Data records

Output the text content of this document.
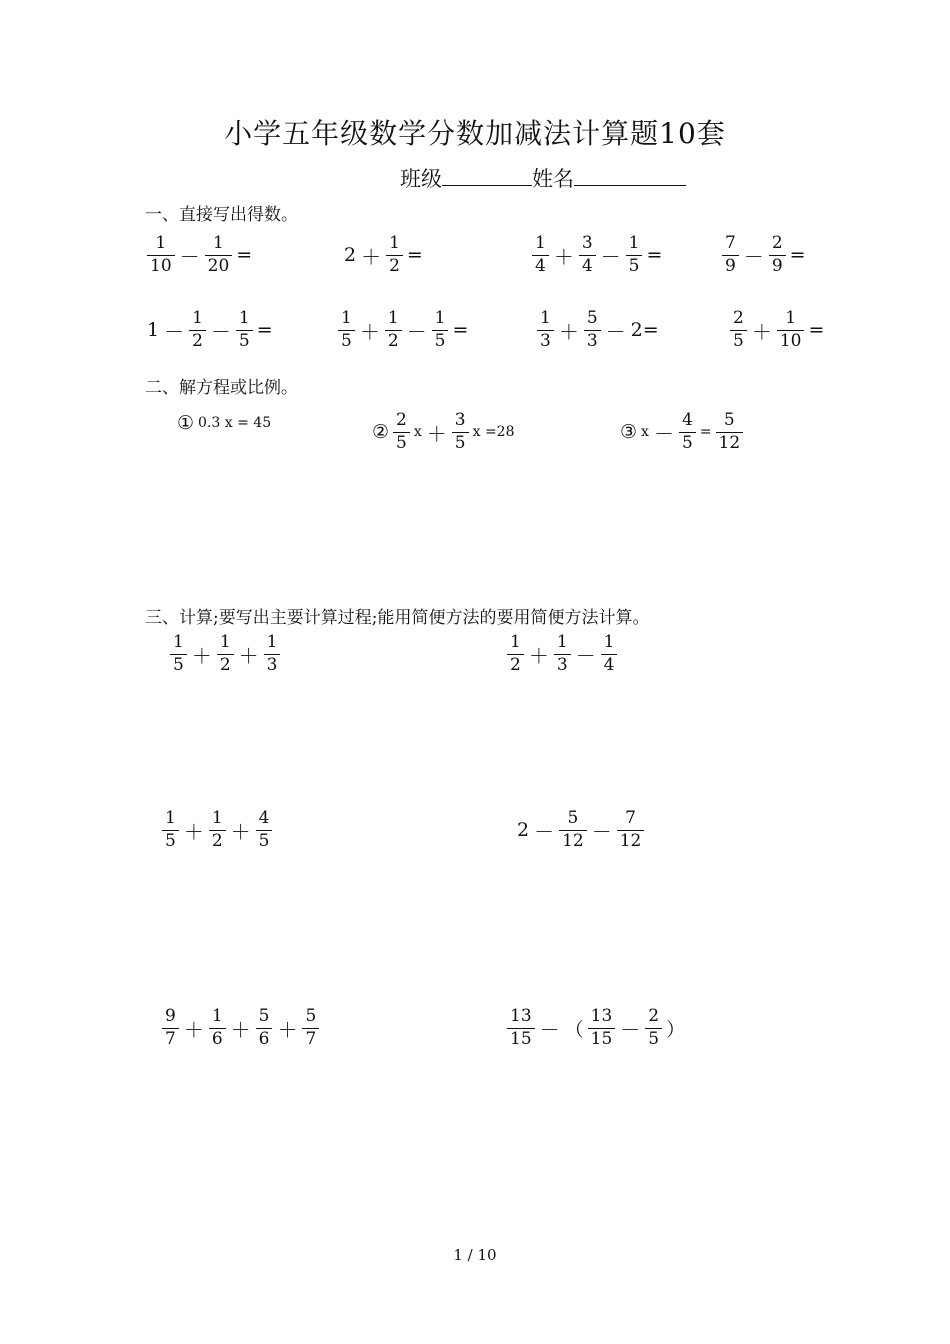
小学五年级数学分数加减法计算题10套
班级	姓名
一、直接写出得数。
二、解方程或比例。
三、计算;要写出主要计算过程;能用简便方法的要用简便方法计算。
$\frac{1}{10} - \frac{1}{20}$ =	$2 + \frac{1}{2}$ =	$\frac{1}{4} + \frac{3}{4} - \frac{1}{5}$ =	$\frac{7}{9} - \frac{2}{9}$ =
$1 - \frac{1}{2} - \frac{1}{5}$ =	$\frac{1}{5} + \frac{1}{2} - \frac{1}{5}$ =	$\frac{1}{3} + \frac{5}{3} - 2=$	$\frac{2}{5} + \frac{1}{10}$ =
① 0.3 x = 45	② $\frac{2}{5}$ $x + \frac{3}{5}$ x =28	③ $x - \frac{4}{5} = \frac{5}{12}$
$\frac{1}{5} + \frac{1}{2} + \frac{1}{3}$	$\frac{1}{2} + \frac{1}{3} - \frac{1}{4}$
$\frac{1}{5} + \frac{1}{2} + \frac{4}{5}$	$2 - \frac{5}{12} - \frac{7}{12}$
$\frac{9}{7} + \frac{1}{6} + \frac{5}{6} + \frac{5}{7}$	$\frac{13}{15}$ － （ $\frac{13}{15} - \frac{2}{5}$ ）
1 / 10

==

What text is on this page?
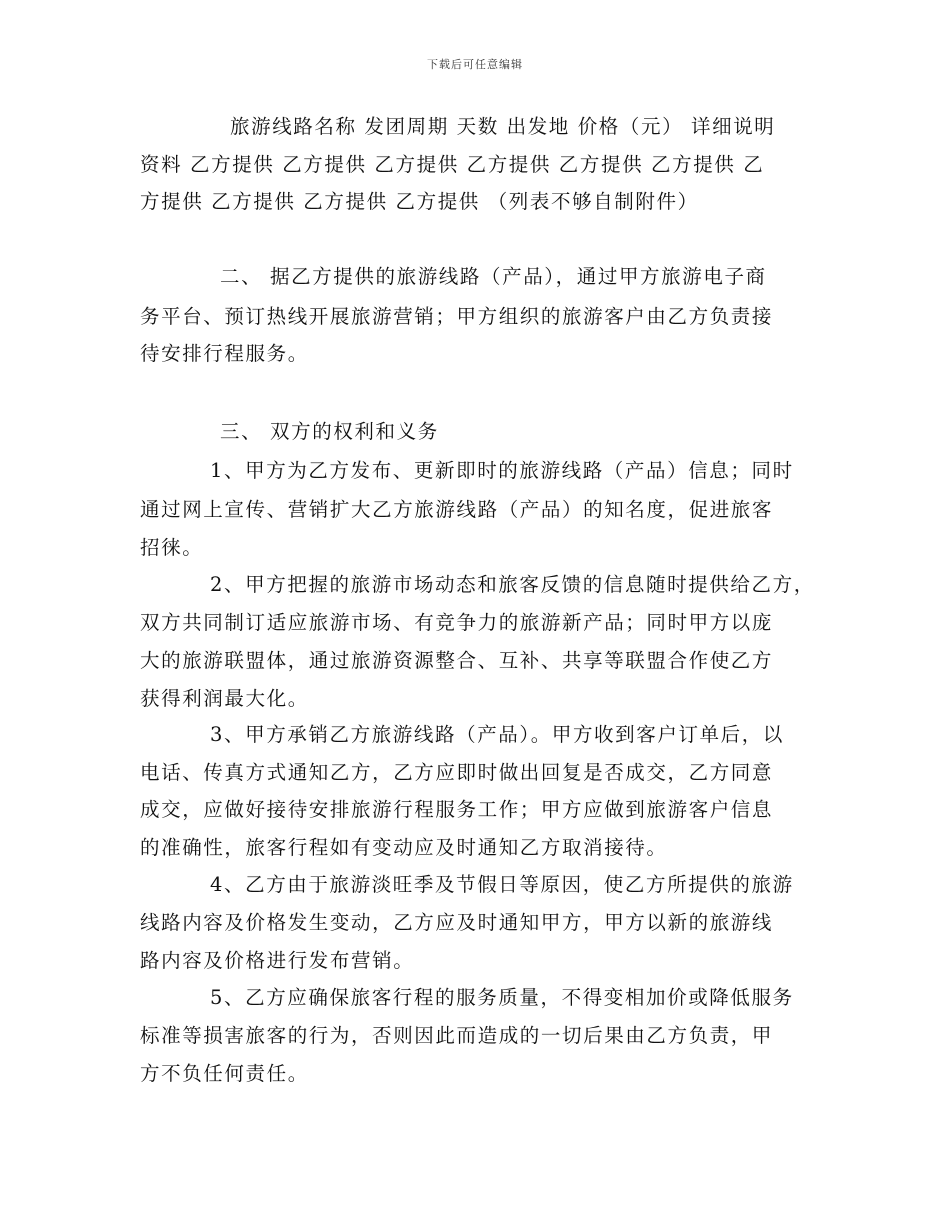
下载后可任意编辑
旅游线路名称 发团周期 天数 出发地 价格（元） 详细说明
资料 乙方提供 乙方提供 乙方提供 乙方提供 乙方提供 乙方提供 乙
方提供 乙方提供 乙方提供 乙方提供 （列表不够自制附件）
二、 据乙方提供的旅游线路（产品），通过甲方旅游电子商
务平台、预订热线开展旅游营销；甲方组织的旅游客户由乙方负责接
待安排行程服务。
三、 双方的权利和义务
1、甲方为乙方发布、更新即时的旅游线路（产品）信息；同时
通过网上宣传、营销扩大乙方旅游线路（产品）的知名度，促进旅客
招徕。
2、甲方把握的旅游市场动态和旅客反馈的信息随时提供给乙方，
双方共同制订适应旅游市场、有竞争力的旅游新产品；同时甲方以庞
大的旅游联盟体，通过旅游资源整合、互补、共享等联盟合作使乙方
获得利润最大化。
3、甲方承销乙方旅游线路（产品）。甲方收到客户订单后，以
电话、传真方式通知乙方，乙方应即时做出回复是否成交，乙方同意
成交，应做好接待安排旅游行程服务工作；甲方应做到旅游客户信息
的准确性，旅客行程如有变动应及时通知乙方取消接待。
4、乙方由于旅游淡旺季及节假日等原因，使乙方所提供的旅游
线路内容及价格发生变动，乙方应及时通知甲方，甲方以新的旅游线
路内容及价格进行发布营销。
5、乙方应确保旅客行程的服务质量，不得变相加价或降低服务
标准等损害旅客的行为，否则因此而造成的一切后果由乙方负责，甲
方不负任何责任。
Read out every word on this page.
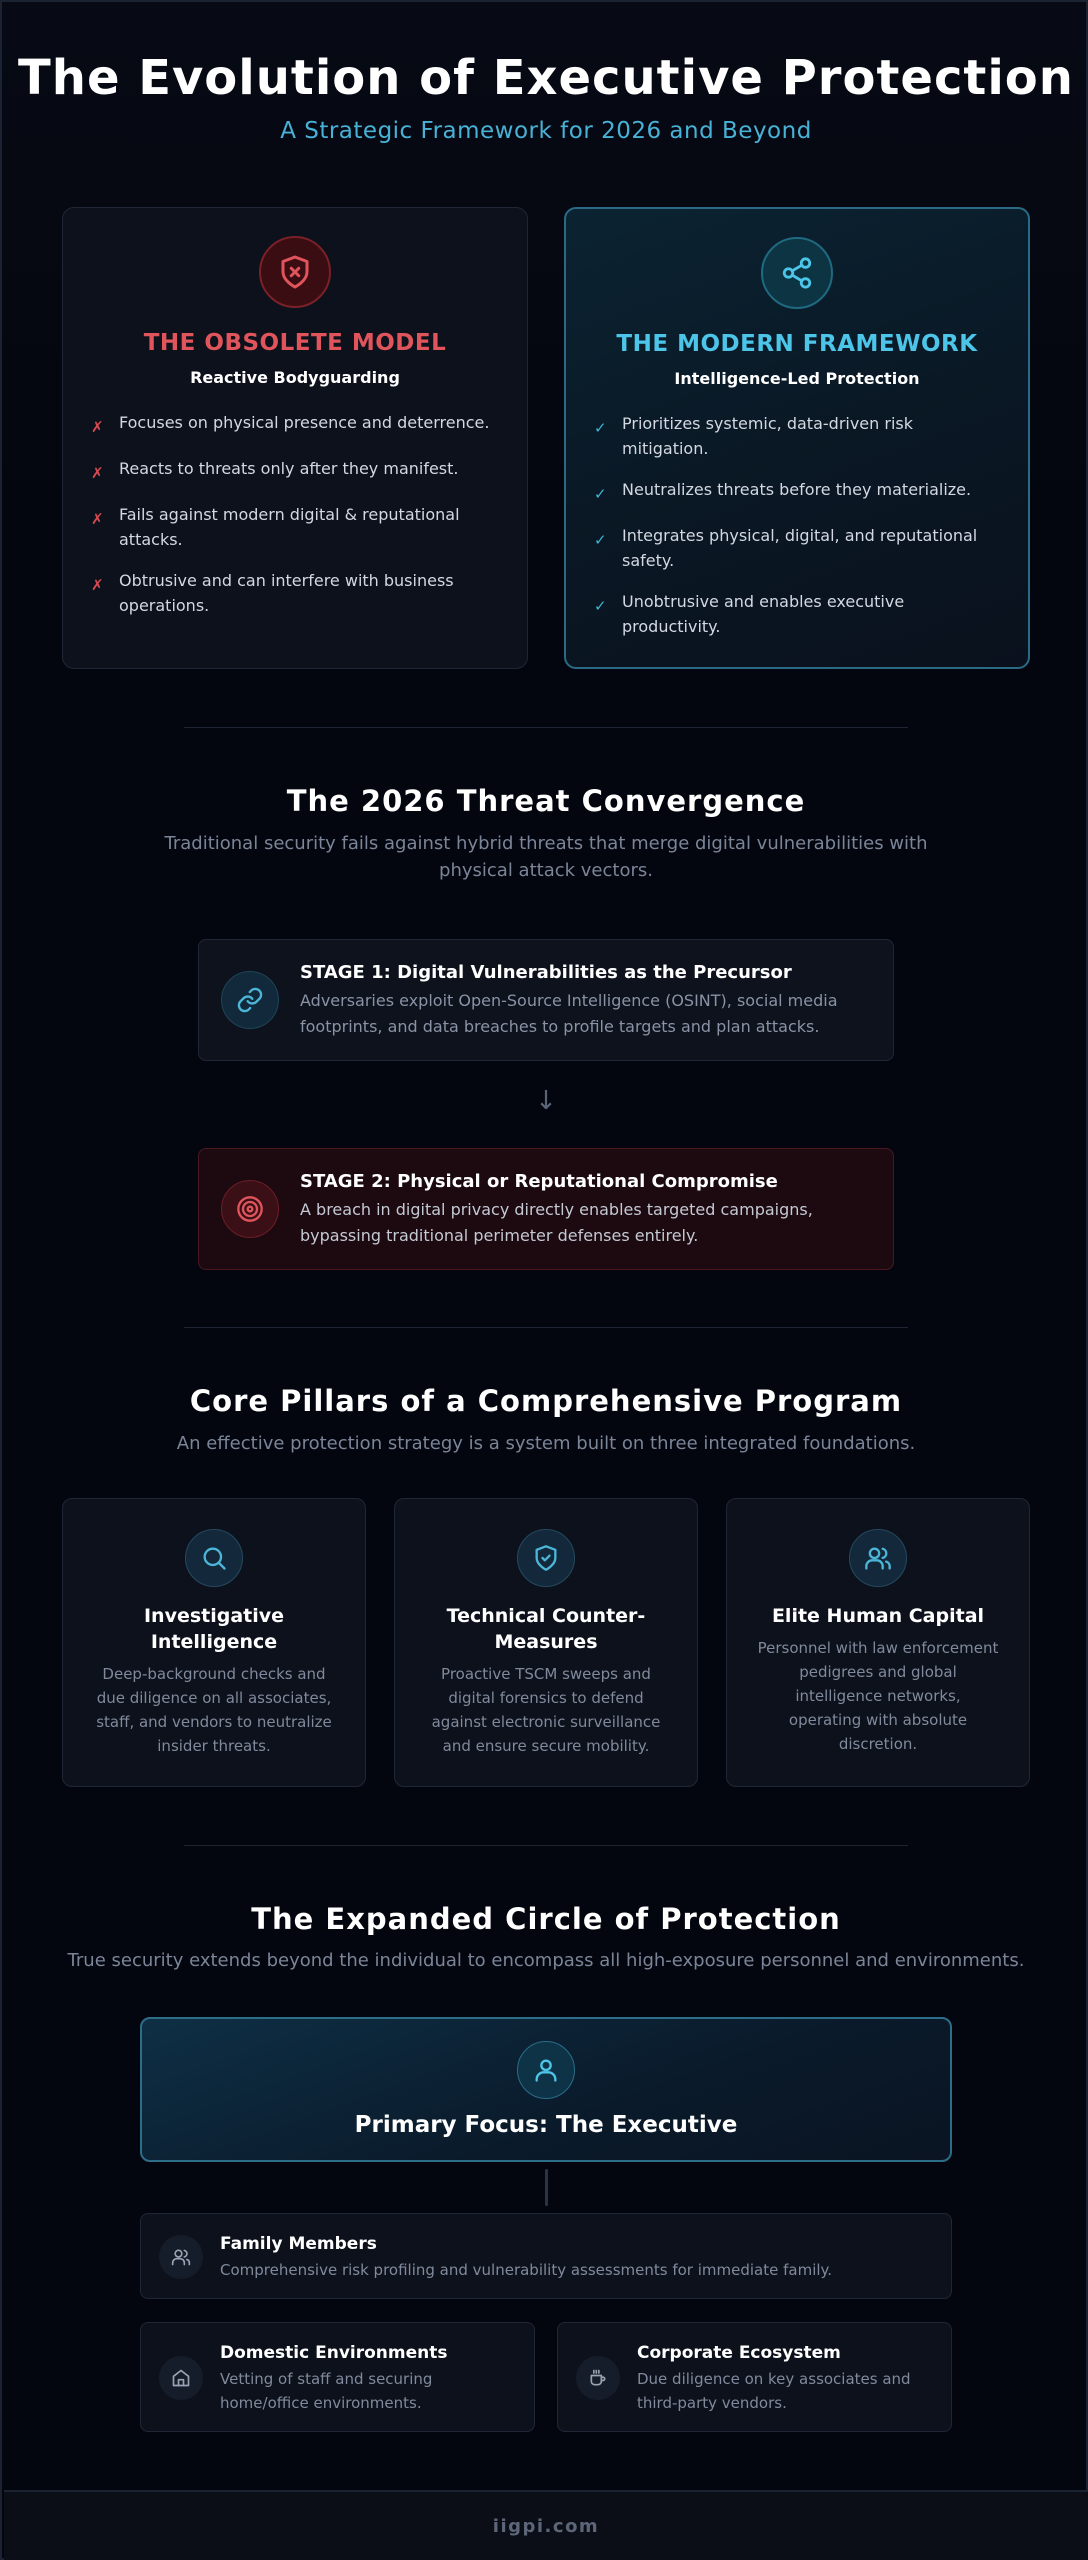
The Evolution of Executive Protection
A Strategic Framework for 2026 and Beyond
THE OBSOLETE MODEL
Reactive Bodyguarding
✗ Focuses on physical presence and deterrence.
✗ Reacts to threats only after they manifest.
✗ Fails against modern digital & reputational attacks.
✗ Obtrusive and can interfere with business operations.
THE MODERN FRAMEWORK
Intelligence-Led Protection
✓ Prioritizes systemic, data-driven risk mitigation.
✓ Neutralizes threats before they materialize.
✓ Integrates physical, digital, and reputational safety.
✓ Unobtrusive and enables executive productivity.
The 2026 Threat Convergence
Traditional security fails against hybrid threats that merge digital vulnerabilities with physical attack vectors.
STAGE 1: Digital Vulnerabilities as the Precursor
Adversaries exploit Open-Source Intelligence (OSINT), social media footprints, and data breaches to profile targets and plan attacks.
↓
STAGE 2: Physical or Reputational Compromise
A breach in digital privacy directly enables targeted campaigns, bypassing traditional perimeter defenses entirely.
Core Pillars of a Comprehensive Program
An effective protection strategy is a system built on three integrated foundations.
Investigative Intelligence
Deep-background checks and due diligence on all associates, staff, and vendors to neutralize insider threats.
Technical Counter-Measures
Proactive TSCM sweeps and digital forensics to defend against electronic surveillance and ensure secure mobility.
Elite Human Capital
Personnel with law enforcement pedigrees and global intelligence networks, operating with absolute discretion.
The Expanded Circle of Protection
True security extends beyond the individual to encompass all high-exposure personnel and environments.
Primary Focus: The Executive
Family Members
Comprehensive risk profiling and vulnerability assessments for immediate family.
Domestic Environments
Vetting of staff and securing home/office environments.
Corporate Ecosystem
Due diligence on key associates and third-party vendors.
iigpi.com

**Task:**
Copy out all lines that carry the word "with".

**Solution for this exercise:**
✗ Obtrusive and can interfere with business operations.
Traditional security fails against hybrid threats that merge digital vulnerabilities with physical attack vectors.
Personnel with law enforcement pedigrees and global intelligence networks, operating with absolute discretion.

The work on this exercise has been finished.